- **YOUR TASK**
Repeat each entry as written and leave the images out of the copy.

|---|

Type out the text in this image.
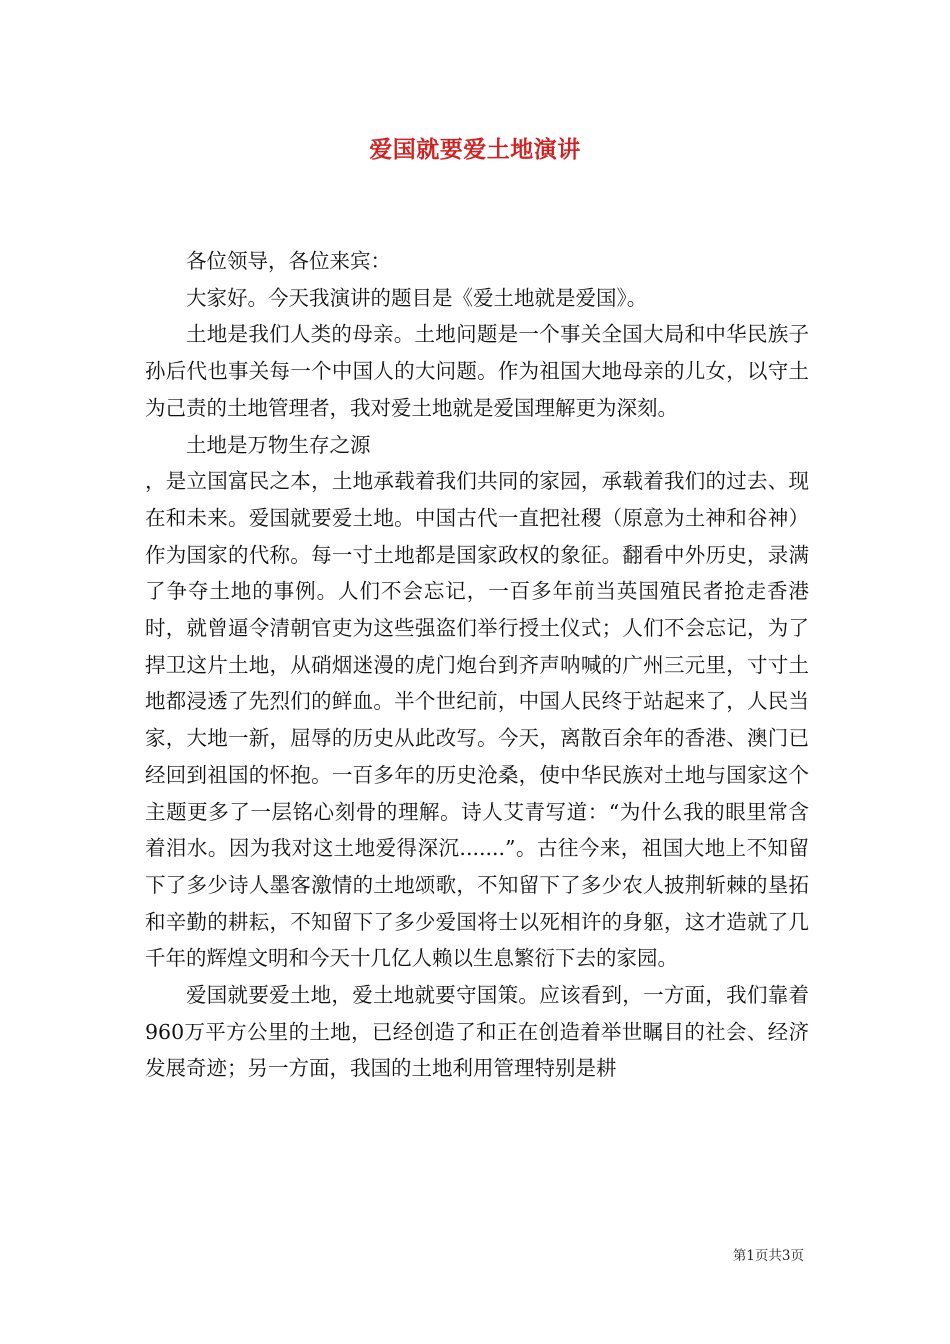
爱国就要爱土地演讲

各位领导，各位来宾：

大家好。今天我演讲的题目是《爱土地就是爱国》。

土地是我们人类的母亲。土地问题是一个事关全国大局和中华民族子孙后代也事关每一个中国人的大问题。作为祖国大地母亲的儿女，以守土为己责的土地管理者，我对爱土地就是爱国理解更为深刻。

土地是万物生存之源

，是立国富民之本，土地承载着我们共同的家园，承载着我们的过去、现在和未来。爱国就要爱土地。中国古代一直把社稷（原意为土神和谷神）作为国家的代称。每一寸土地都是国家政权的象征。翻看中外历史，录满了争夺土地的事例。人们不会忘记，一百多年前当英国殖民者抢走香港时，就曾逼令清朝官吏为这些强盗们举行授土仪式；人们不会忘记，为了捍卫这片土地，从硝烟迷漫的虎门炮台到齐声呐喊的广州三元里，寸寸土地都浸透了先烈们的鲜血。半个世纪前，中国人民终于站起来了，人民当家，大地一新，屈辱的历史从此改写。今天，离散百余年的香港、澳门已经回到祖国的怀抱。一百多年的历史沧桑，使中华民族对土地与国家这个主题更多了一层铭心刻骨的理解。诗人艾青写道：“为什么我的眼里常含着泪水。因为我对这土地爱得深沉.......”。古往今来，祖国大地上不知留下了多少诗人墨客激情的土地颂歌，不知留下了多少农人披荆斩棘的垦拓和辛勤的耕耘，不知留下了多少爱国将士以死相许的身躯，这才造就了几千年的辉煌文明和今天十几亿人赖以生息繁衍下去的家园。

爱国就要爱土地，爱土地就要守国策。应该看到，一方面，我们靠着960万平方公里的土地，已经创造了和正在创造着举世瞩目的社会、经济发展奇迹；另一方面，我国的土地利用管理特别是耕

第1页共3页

|---|

- **FULL ANSWER**
Type out the text in this image.
爱国就要爱土地演讲

各位领导，各位来宾：

大家好。今天我演讲的题目是《爱土地就是爱国》。

土地是我们人类的母亲。土地问题是一个事关全国大局和中华民族子孙后代也事关每一个中国人的大问题。作为祖国大地母亲的儿女，以守土为己责的土地管理者，我对爱土地就是爱国理解更为深刻。

土地是万物生存之源

，是立国富民之本，土地承载着我们共同的家园，承载着我们的过去、现在和未来。爱国就要爱土地。中国古代一直把社稷（原意为土神和谷神）作为国家的代称。每一寸土地都是国家政权的象征。翻看中外历史，录满了争夺土地的事例。人们不会忘记，一百多年前当英国殖民者抢走香港时，就曾逼令清朝官吏为这些强盗们举行授土仪式；人们不会忘记，为了捍卫这片土地，从硝烟迷漫的虎门炮台到齐声呐喊的广州三元里，寸寸土地都浸透了先烈们的鲜血。半个世纪前，中国人民终于站起来了，人民当家，大地一新，屈辱的历史从此改写。今天，离散百余年的香港、澳门已经回到祖国的怀抱。一百多年的历史沧桑，使中华民族对土地与国家这个主题更多了一层铭心刻骨的理解。诗人艾青写道：“为什么我的眼里常含着泪水。因为我对这土地爱得深沉.......”。古往今来，祖国大地上不知留下了多少诗人墨客激情的土地颂歌，不知留下了多少农人披荆斩棘的垦拓和辛勤的耕耘，不知留下了多少爱国将士以死相许的身躯，这才造就了几千年的辉煌文明和今天十几亿人赖以生息繁衍下去的家园。

爱国就要爱土地，爱土地就要守国策。应该看到，一方面，我们靠着960万平方公里的土地，已经创造了和正在创造着举世瞩目的社会、经济发展奇迹；另一方面，我国的土地利用管理特别是耕

第1页共3页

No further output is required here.